_Task goal_: Exactly as they appear, output all of the entries.

_Items_:
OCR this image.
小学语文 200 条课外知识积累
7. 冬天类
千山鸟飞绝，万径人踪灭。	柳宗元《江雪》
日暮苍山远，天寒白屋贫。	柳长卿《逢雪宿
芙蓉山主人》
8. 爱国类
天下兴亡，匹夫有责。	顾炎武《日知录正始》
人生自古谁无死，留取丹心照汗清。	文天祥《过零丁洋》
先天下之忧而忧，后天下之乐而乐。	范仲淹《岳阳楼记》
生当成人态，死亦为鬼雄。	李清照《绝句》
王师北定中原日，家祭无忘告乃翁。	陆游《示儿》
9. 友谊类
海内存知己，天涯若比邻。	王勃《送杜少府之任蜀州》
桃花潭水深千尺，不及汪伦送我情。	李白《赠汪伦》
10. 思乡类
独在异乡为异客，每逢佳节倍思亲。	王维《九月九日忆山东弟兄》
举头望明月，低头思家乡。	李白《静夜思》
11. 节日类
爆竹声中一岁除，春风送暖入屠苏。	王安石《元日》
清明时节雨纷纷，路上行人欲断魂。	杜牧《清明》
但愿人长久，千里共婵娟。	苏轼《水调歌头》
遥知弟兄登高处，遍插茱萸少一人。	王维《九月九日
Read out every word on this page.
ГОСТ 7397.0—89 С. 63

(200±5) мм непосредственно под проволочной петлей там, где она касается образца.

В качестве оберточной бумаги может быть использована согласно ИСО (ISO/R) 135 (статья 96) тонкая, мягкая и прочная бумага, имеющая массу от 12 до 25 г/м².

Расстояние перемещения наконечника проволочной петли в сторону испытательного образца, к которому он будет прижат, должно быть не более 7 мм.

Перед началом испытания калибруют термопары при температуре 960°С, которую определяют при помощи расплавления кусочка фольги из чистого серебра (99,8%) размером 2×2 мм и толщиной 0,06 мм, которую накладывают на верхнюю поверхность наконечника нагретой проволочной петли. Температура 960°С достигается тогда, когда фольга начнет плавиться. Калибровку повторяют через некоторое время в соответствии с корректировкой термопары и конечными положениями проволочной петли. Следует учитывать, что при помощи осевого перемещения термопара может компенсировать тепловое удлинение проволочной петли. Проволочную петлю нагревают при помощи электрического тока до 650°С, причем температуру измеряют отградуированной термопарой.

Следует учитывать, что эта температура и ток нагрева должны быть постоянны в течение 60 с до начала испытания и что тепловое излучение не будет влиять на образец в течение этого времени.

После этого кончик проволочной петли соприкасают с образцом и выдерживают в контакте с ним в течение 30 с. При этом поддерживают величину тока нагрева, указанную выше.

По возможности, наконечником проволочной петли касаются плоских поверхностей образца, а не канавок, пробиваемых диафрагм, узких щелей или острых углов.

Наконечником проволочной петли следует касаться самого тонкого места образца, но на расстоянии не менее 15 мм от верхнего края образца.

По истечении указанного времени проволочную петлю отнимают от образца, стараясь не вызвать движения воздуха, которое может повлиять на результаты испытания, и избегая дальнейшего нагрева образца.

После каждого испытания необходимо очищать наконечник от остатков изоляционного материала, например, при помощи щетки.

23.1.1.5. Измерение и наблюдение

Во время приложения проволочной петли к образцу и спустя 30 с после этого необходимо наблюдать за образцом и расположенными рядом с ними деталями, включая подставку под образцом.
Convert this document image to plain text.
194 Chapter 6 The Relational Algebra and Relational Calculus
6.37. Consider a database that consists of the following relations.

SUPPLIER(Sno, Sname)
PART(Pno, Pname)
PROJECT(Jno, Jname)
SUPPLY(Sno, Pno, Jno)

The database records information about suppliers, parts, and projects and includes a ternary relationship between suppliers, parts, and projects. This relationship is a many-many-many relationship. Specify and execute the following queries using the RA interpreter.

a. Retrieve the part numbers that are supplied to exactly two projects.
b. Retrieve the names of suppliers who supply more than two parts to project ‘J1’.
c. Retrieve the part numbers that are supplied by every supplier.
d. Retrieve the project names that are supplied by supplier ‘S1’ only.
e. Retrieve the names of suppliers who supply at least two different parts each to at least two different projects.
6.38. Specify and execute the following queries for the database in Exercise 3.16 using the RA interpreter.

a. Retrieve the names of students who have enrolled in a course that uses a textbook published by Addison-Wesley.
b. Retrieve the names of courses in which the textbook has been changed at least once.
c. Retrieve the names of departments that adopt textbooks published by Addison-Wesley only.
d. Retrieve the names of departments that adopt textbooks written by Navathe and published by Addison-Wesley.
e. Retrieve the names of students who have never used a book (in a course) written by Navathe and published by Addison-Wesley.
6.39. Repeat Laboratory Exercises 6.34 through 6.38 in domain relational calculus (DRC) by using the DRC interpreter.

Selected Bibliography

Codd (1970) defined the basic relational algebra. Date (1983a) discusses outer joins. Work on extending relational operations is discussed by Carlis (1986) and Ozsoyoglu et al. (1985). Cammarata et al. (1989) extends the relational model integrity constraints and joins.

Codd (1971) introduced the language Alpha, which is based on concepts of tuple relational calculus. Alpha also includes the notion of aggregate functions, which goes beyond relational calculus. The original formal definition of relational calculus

_The response_:
OCR this image.
小学语文 200 条课外知识积累
7. 冬天类
千山鸟飞绝，万径人踪灭。	柳宗元《江雪》
日暮苍山远，天寒白屋贫。	柳长卿《逢雪宿
芙蓉山主人》
8. 爱国类
天下兴亡，匹夫有责。	顾炎武《日知录正始》
人生自古谁无死，留取丹心照汗清。	文天祥《过零丁洋》
先天下之忧而忧，后天下之乐而乐。	范仲淹《岳阳楼记》
生当成人态，死亦为鬼雄。	李清照《绝句》
王师北定中原日，家祭无忘告乃翁。	陆游《示儿》
9. 友谊类
海内存知己，天涯若比邻。	王勃《送杜少府之任蜀州》
桃花潭水深千尺，不及汪伦送我情。	李白《赠汪伦》
10. 思乡类
独在异乡为异客，每逢佳节倍思亲。	王维《九月九日忆山东弟兄》
举头望明月，低头思家乡。	李白《静夜思》
11. 节日类
爆竹声中一岁除，春风送暖入屠苏。	王安石《元日》
清明时节雨纷纷，路上行人欲断魂。	杜牧《清明》
但愿人长久，千里共婵娟。	苏轼《水调歌头》
遥知弟兄登高处，遍插茱萸少一人。	王维《九月九日
Read out every word on this page.
ГОСТ 7397.0—89 С. 63

(200±5) мм непосредственно под проволочной петлей там, где она касается образца.

В качестве оберточной бумаги может быть использована согласно ИСО (ISO/R) 135 (статья 96) тонкая, мягкая и прочная бумага, имеющая массу от 12 до 25 г/м².

Расстояние перемещения наконечника проволочной петли в сторону испытательного образца, к которому он будет прижат, должно быть не более 7 мм.

Перед началом испытания калибруют термопары при температуре 960°С, которую определяют при помощи расплавления кусочка фольги из чистого серебра (99,8%) размером 2×2 мм и толщиной 0,06 мм, которую накладывают на верхнюю поверхность наконечника нагретой проволочной петли. Температура 960°С достигается тогда, когда фольга начнет плавиться. Калибровку повторяют через некоторое время в соответствии с корректировкой термопары и конечными положениями проволочной петли. Следует учитывать, что при помощи осевого перемещения термопара может компенсировать тепловое удлинение проволочной петли. Проволочную петлю нагревают при помощи электрического тока до 650°С, причем температуру измеряют отградуированной термопарой.

Следует учитывать, что эта температура и ток нагрева должны быть постоянны в течение 60 с до начала испытания и что тепловое излучение не будет влиять на образец в течение этого времени.

После этого кончик проволочной петли соприкасают с образцом и выдерживают в контакте с ним в течение 30 с. При этом поддерживают величину тока нагрева, указанную выше.

По возможности, наконечником проволочной петли касаются плоских поверхностей образца, а не канавок, пробиваемых диафрагм, узких щелей или острых углов.

Наконечником проволочной петли следует касаться самого тонкого места образца, но на расстоянии не менее 15 мм от верхнего края образца.

По истечении указанного времени проволочную петлю отнимают от образца, стараясь не вызвать движения воздуха, которое может повлиять на результаты испытания, и избегая дальнейшего нагрева образца.

После каждого испытания необходимо очищать наконечник от остатков изоляционного материала, например, при помощи щетки.

23.1.1.5. Измерение и наблюдение

Во время приложения проволочной петли к образцу и спустя 30 с после этого необходимо наблюдать за образцом и расположенными рядом с ними деталями, включая подставку под образцом.
Convert this document image to plain text.
194 Chapter 6 The Relational Algebra and Relational Calculus
6.37. Consider a database that consists of the following relations.

SUPPLIER(Sno, Sname)
PART(Pno, Pname)
PROJECT(Jno, Jname)
SUPPLY(Sno, Pno, Jno)

The database records information about suppliers, parts, and projects and includes a ternary relationship between suppliers, parts, and projects. This relationship is a many-many-many relationship. Specify and execute the following queries using the RA interpreter.

a. Retrieve the part numbers that are supplied to exactly two projects.
b. Retrieve the names of suppliers who supply more than two parts to project ‘J1’.
c. Retrieve the part numbers that are supplied by every supplier.
d. Retrieve the project names that are supplied by supplier ‘S1’ only.
e. Retrieve the names of suppliers who supply at least two different parts each to at least two different projects.
6.38. Specify and execute the following queries for the database in Exercise 3.16 using the RA interpreter.

a. Retrieve the names of students who have enrolled in a course that uses a textbook published by Addison-Wesley.
b. Retrieve the names of courses in which the textbook has been changed at least once.
c. Retrieve the names of departments that adopt textbooks published by Addison-Wesley only.
d. Retrieve the names of departments that adopt textbooks written by Navathe and published by Addison-Wesley.
e. Retrieve the names of students who have never used a book (in a course) written by Navathe and published by Addison-Wesley.
6.39. Repeat Laboratory Exercises 6.34 through 6.38 in domain relational calculus (DRC) by using the DRC interpreter.

Selected Bibliography

Codd (1970) defined the basic relational algebra. Date (1983a) discusses outer joins. Work on extending relational operations is discussed by Carlis (1986) and Ozsoyoglu et al. (1985). Cammarata et al. (1989) extends the relational model integrity constraints and joins.

Codd (1971) introduced the language Alpha, which is based on concepts of tuple relational calculus. Alpha also includes the notion of aggregate functions, which goes beyond relational calculus. The original formal definition of relational calculus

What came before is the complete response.